• Task goal:
Write out, precisely and in full, each line of the material.

[A run of records]
★ ★ ★ ★ ★

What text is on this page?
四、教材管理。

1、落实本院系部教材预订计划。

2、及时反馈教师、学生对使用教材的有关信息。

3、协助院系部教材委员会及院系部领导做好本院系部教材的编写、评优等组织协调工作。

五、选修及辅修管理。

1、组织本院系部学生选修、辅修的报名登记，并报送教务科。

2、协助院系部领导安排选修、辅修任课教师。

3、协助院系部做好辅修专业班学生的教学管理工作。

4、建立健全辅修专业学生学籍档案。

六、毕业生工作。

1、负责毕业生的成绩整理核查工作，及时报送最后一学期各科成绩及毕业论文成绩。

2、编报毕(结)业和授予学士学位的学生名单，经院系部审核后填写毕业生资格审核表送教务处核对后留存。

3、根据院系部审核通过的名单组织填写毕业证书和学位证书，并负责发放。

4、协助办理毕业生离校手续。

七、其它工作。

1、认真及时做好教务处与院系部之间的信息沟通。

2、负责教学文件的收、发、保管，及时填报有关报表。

★ ★ ★ ★ ★

• In response:
What text is on this page?
四、教材管理。

1、落实本院系部教材预订计划。

2、及时反馈教师、学生对使用教材的有关信息。

3、协助院系部教材委员会及院系部领导做好本院系部教材的编写、评优等组织协调工作。

五、选修及辅修管理。

1、组织本院系部学生选修、辅修的报名登记，并报送教务科。

2、协助院系部领导安排选修、辅修任课教师。

3、协助院系部做好辅修专业班学生的教学管理工作。

4、建立健全辅修专业学生学籍档案。

六、毕业生工作。

1、负责毕业生的成绩整理核查工作，及时报送最后一学期各科成绩及毕业论文成绩。

2、编报毕(结)业和授予学士学位的学生名单，经院系部审核后填写毕业生资格审核表送教务处核对后留存。

3、根据院系部审核通过的名单组织填写毕业证书和学位证书，并负责发放。

4、协助办理毕业生离校手续。

七、其它工作。

1、认真及时做好教务处与院系部之间的信息沟通。

2、负责教学文件的收、发、保管，及时填报有关报表。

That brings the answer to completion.